# Reading passage
********
3. On the 29th of May in 2010, the prisoner was in the company of the victim Michelle Muru, the victim's sister, her sister's husband, and her uncle. They were returning in a vehicle home from a party which they attended at Vabukori village.
4. It was during the return trip from Vabukori village the prisoner used his hand and fingers to touch the breasts, thigh and vaginal area of the victim Michelle Muru.
5. The victim Michelle Muru alerted this to her sister at Erima who removed the prisoner from the vehicle at Erima.
The Issues
Allocutus
6. The prisoner said in his allocutus:
The mitigating factors
7. During submission on sentence the State acknowledged the following mitigating factors in the prisoner's favour.
➢ The prisoner has never had any prior convictions.
➢ No physical injuries were sustained by the victim Michelle Muru.
➢ There was no force used, threats, or weapons used by the prisoner.
********
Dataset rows
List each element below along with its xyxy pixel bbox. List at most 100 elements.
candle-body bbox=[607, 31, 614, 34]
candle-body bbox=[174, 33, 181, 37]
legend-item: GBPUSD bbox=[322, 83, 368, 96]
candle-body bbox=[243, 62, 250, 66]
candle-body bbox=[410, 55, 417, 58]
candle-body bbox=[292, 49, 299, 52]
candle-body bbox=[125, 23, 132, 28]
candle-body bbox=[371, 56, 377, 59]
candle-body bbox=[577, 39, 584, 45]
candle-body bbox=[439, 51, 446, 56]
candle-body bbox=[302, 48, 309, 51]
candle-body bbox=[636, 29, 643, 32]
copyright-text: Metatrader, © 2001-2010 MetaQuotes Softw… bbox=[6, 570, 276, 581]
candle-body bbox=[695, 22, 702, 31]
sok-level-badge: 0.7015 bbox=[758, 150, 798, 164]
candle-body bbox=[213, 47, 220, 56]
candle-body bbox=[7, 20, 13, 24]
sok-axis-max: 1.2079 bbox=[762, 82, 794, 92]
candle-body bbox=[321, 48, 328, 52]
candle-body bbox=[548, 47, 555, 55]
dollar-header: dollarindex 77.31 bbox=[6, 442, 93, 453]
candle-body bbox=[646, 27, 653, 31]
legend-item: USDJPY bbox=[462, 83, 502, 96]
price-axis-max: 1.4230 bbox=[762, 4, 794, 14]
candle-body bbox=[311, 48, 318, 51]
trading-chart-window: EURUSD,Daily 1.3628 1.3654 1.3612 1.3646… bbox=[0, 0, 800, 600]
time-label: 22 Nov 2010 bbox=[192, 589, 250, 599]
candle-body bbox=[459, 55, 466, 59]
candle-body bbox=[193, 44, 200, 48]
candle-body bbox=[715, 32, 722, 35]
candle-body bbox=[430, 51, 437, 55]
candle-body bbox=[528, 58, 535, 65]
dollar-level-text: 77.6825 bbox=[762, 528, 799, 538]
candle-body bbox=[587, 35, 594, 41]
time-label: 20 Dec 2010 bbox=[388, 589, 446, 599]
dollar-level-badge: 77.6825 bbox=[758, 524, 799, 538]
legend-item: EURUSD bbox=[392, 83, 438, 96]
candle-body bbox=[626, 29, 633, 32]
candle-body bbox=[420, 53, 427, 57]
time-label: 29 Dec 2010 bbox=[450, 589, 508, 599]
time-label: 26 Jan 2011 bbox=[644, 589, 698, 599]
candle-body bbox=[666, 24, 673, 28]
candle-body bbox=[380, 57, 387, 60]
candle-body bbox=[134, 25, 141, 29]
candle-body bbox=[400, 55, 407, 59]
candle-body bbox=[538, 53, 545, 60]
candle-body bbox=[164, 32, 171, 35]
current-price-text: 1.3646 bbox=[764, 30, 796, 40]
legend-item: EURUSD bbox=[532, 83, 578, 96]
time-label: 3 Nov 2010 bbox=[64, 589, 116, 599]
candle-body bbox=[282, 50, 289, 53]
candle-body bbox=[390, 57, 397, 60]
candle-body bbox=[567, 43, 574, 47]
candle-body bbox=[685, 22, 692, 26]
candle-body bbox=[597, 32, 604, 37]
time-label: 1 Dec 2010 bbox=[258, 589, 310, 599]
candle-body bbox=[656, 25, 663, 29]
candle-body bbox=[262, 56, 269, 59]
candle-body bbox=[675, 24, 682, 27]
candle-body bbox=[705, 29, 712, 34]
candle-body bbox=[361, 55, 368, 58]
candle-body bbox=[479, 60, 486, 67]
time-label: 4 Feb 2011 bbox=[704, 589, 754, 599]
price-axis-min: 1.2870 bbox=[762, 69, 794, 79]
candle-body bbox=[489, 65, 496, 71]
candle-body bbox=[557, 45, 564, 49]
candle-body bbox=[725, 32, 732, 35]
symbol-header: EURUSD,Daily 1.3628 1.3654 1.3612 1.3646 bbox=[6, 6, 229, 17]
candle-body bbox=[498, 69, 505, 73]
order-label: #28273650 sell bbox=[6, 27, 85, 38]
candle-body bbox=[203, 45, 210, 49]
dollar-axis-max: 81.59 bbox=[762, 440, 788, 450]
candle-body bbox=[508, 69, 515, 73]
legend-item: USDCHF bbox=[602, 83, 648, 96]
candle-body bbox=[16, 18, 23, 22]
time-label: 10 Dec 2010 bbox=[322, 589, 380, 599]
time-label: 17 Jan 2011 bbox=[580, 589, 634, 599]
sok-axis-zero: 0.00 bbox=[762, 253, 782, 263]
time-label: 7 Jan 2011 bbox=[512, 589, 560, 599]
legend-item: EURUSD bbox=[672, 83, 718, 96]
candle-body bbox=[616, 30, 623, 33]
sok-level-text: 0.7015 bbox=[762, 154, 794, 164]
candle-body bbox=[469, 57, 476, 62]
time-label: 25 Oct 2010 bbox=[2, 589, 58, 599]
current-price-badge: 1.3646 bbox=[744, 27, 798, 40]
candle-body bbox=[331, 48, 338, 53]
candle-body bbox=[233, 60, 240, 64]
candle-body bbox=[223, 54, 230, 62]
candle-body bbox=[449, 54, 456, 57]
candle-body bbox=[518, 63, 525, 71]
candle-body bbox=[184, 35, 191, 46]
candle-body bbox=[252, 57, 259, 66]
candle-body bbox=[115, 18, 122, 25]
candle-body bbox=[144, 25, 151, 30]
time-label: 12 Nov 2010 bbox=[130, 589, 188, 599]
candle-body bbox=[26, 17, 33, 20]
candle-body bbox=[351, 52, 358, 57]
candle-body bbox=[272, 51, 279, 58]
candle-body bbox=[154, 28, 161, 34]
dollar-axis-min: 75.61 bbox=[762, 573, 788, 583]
********
# Instructions to follow
Set down part of the court excerpt word for word, beginning at the words that have "5. The victim" and stopping after "any prior convictions.". These records were taken from a separate source.

# Answer to the task
5. The victim Michelle Muru alerted this to her sister at Erima who removed the prisoner from the vehicle at Erima.
The Issues
Allocutus
6. The prisoner said in his allocutus:
The mitigating factors
7. During submission on sentence the State acknowledged the following mitigating factors in the prisoner's favour.
➢ The prisoner has never had any prior convictions.